--- Data supplied ---

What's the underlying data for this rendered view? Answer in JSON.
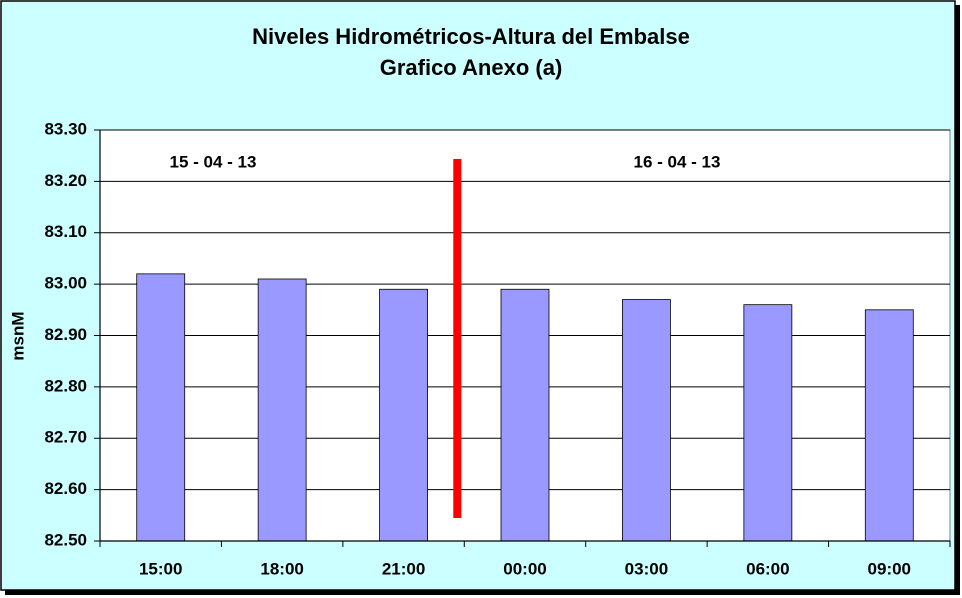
{
  "chart_data": {
    "type": "bar",
    "title": "Niveles Hidrométricos-Altura del Embalse",
    "subtitle": "Grafico Anexo (a)",
    "y_label": "msnM",
    "annotations": [
      "15 - 04 - 13",
      "16 - 04 - 13"
    ],
    "categories": [
      "15:00",
      "18:00",
      "21:00",
      "00:00",
      "03:00",
      "06:00",
      "09:00"
    ],
    "values": [
      83.02,
      83.01,
      82.99,
      82.99,
      82.97,
      82.96,
      82.95
    ],
    "color": "#9999ff",
    "ylim": [
      82.5,
      83.3
    ],
    "yticks": [
      {
        "value": 82.5,
        "label": "82.50"
      },
      {
        "value": 82.6,
        "label": "82.60"
      },
      {
        "value": 82.7,
        "label": "82.70"
      },
      {
        "value": 82.8,
        "label": "82.80"
      },
      {
        "value": 82.9,
        "label": "82.90"
      },
      {
        "value": 83.0,
        "label": "83.00"
      },
      {
        "value": 83.1,
        "label": "83.10"
      },
      {
        "value": 83.2,
        "label": "83.20"
      },
      {
        "value": 83.3,
        "label": "83.30"
      }
    ],
    "grid": true
  }
}
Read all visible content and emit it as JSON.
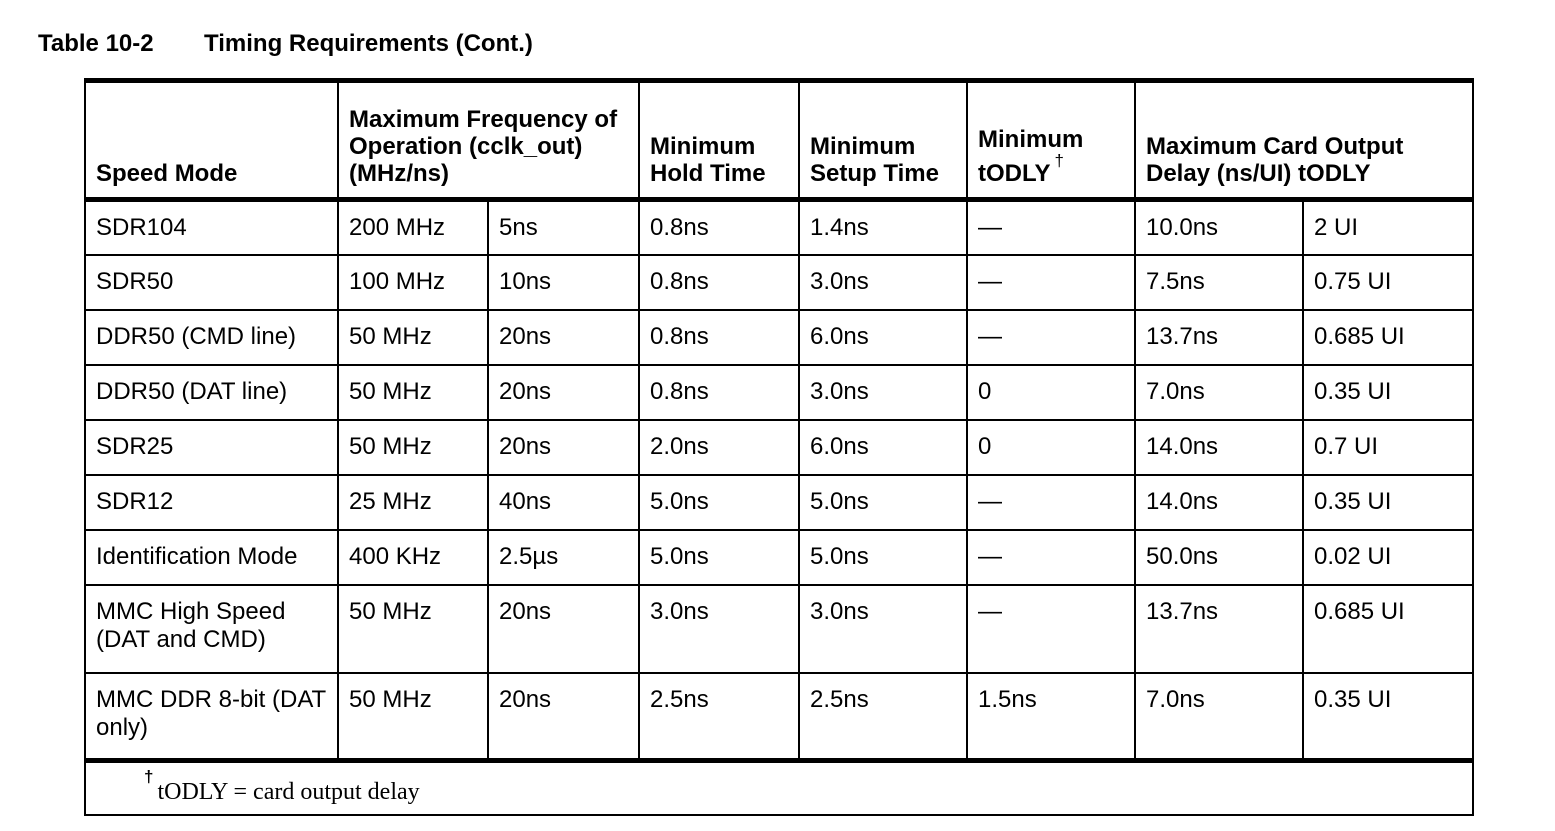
{
  "caption": {
    "label": "Table 10-2",
    "title": "Timing Requirements (Cont.)"
  },
  "headers": {
    "speed_mode": "Speed Mode",
    "max_freq": "Maximum Frequency of Operation (cclk_out) (MHz/ns)",
    "min_hold": "Minimum Hold Time",
    "min_setup": "Minimum Setup Time",
    "min_todly": "Minimum tODLY",
    "min_todly_mark": "†",
    "max_card_delay": "Maximum Card Output Delay (ns/UI) tODLY"
  },
  "rows": [
    {
      "mode": "SDR104",
      "freq": "200 MHz",
      "period": "5ns",
      "hold": "0.8ns",
      "setup": "1.4ns",
      "todly": "—",
      "delay_ns": "10.0ns",
      "delay_ui": "2 UI"
    },
    {
      "mode": "SDR50",
      "freq": "100 MHz",
      "period": "10ns",
      "hold": "0.8ns",
      "setup": "3.0ns",
      "todly": "—",
      "delay_ns": "7.5ns",
      "delay_ui": "0.75 UI"
    },
    {
      "mode": "DDR50 (CMD line)",
      "freq": "50 MHz",
      "period": "20ns",
      "hold": "0.8ns",
      "setup": "6.0ns",
      "todly": "—",
      "delay_ns": "13.7ns",
      "delay_ui": "0.685 UI"
    },
    {
      "mode": "DDR50 (DAT line)",
      "freq": "50 MHz",
      "period": "20ns",
      "hold": "0.8ns",
      "setup": "3.0ns",
      "todly": "0",
      "delay_ns": "7.0ns",
      "delay_ui": "0.35 UI"
    },
    {
      "mode": "SDR25",
      "freq": "50 MHz",
      "period": "20ns",
      "hold": "2.0ns",
      "setup": "6.0ns",
      "todly": "0",
      "delay_ns": "14.0ns",
      "delay_ui": "0.7 UI"
    },
    {
      "mode": "SDR12",
      "freq": "25 MHz",
      "period": "40ns",
      "hold": "5.0ns",
      "setup": "5.0ns",
      "todly": "—",
      "delay_ns": "14.0ns",
      "delay_ui": "0.35 UI"
    },
    {
      "mode": "Identification Mode",
      "freq": "400 KHz",
      "period": "2.5µs",
      "hold": "5.0ns",
      "setup": "5.0ns",
      "todly": "—",
      "delay_ns": "50.0ns",
      "delay_ui": "0.02 UI"
    },
    {
      "mode": "MMC High Speed (DAT and CMD)",
      "freq": "50 MHz",
      "period": "20ns",
      "hold": "3.0ns",
      "setup": "3.0ns",
      "todly": "—",
      "delay_ns": "13.7ns",
      "delay_ui": "0.685 UI"
    },
    {
      "mode": "MMC DDR 8-bit (DAT only)",
      "freq": "50 MHz",
      "period": "20ns",
      "hold": "2.5ns",
      "setup": "2.5ns",
      "todly": "1.5ns",
      "delay_ns": "7.0ns",
      "delay_ui": "0.35 UI"
    }
  ],
  "footnote": {
    "mark": "†",
    "text": "tODLY = card output delay"
  }
}
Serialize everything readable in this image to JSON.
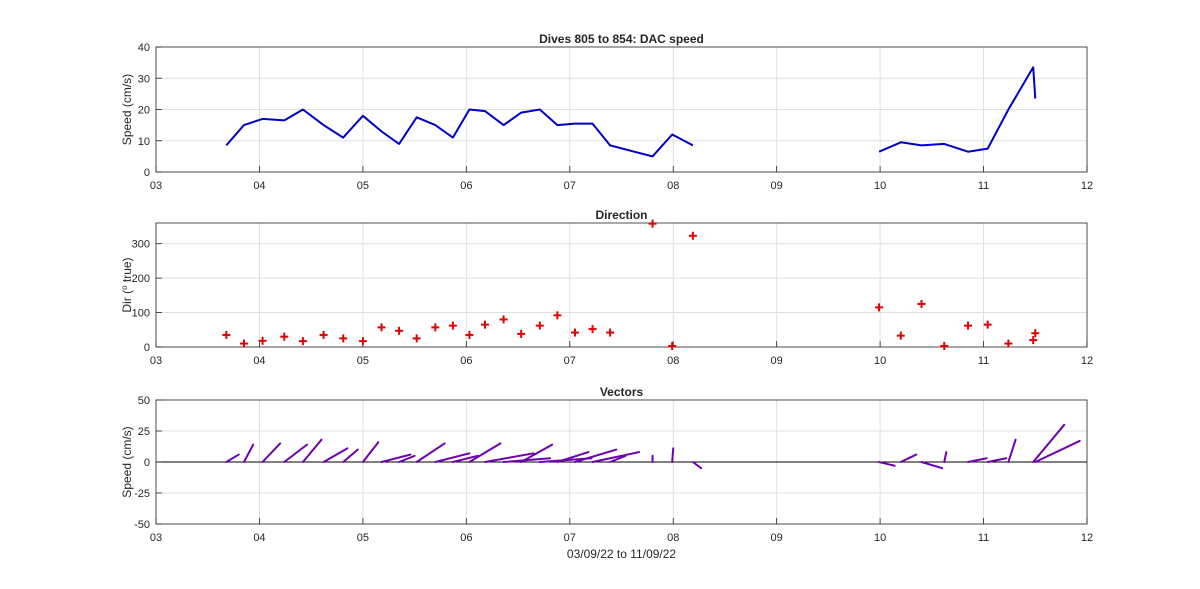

---

Your objective: Scan the material for lines with the word "Time", and copy each line you find.

Exercise solution:
    "min_hold": "Minimum Hold Time",
    "min_setup": "Minimum Setup Time",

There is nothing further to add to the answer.